» **Source data**:
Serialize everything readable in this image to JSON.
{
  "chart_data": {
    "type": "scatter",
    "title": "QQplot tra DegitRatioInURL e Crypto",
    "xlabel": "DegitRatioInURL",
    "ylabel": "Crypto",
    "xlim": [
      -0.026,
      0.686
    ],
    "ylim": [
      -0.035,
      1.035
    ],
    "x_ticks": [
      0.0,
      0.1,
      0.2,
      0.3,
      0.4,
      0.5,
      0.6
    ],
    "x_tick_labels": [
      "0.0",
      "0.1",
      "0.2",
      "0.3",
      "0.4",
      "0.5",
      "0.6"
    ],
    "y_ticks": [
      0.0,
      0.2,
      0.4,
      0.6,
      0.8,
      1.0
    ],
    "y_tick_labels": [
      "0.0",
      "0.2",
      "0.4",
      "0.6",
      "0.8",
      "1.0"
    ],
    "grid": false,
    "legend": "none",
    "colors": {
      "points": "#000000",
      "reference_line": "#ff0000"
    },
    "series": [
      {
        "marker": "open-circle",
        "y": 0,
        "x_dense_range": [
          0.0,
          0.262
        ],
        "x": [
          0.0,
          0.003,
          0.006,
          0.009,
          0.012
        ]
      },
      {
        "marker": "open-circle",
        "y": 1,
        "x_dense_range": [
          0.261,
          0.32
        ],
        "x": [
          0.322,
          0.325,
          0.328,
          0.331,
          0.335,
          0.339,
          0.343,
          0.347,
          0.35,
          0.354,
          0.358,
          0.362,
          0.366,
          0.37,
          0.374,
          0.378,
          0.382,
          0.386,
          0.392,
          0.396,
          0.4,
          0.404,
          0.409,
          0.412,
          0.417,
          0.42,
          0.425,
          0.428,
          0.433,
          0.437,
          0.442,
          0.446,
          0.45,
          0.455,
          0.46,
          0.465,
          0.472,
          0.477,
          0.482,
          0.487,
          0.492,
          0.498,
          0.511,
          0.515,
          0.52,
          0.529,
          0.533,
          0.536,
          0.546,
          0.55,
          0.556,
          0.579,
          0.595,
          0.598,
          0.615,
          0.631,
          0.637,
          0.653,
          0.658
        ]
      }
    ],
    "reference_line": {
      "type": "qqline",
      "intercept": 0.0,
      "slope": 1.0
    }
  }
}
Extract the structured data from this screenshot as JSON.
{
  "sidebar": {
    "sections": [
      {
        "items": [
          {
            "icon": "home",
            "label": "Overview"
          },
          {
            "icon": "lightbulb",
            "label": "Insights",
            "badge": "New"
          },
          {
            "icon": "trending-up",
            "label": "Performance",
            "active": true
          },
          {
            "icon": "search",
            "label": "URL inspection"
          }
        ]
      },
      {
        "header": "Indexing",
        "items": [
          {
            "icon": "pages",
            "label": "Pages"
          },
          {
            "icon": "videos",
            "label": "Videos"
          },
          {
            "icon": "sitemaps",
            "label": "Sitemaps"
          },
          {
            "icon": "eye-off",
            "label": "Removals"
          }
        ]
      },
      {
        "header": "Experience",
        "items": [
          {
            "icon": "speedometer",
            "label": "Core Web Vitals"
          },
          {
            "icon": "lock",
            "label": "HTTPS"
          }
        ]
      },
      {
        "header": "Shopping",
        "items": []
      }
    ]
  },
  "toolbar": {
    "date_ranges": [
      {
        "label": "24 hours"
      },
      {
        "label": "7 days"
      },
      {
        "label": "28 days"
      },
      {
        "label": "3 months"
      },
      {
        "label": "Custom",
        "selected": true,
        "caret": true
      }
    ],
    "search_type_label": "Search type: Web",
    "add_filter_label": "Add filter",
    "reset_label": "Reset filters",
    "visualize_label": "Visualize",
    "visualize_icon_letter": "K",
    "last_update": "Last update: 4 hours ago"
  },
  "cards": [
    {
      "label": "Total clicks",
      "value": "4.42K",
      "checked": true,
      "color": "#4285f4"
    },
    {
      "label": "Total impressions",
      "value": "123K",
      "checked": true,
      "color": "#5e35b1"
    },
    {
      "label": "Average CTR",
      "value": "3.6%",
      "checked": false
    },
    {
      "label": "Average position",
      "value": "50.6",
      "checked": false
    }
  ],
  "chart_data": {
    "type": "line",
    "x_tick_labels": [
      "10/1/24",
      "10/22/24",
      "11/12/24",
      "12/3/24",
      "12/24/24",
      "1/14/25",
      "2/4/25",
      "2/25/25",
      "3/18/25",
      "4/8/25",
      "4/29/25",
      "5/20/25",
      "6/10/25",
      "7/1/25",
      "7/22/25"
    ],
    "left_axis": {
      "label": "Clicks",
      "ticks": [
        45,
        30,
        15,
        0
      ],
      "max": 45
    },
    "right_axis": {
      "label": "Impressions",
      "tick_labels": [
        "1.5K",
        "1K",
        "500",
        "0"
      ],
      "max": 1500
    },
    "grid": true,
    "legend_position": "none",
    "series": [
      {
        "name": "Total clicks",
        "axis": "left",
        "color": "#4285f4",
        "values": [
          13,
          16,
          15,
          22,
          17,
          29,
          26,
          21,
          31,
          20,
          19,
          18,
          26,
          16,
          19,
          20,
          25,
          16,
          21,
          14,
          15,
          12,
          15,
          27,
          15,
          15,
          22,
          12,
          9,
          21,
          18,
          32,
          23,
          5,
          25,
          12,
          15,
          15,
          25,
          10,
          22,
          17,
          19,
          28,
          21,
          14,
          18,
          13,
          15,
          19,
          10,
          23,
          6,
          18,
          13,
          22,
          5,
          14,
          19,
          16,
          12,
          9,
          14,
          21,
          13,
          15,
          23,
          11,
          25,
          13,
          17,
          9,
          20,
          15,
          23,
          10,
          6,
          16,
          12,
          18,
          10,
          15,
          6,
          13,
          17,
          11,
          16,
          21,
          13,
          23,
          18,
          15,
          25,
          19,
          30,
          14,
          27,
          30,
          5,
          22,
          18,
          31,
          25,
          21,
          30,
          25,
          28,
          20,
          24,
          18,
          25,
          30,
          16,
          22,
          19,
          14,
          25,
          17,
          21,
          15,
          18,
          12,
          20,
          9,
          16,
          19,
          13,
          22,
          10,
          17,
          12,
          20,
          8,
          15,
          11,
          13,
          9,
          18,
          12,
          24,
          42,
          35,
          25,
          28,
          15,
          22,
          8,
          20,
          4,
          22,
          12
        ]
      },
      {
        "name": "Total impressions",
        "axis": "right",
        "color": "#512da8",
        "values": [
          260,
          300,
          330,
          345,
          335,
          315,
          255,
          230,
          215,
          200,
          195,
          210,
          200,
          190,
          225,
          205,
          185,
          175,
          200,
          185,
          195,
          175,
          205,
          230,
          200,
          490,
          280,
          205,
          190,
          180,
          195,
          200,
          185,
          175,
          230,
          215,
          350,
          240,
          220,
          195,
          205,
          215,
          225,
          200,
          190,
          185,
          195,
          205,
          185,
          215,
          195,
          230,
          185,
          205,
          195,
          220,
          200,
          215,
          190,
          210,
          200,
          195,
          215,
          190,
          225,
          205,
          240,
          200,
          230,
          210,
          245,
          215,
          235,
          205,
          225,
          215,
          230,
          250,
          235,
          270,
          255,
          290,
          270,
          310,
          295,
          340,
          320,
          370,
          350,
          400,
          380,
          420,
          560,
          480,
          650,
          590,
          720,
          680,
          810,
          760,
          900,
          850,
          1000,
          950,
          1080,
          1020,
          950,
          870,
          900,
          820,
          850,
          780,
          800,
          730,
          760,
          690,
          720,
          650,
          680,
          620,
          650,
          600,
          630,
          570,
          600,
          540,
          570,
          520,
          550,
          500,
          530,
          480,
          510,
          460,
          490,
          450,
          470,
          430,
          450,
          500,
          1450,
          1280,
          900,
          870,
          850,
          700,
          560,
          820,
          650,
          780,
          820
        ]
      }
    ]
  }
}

» **Your objective**: In the data above, count the lines where the word "DegitRatioInURL" appears; reply with the number only.

» **Output of the exercise**: 2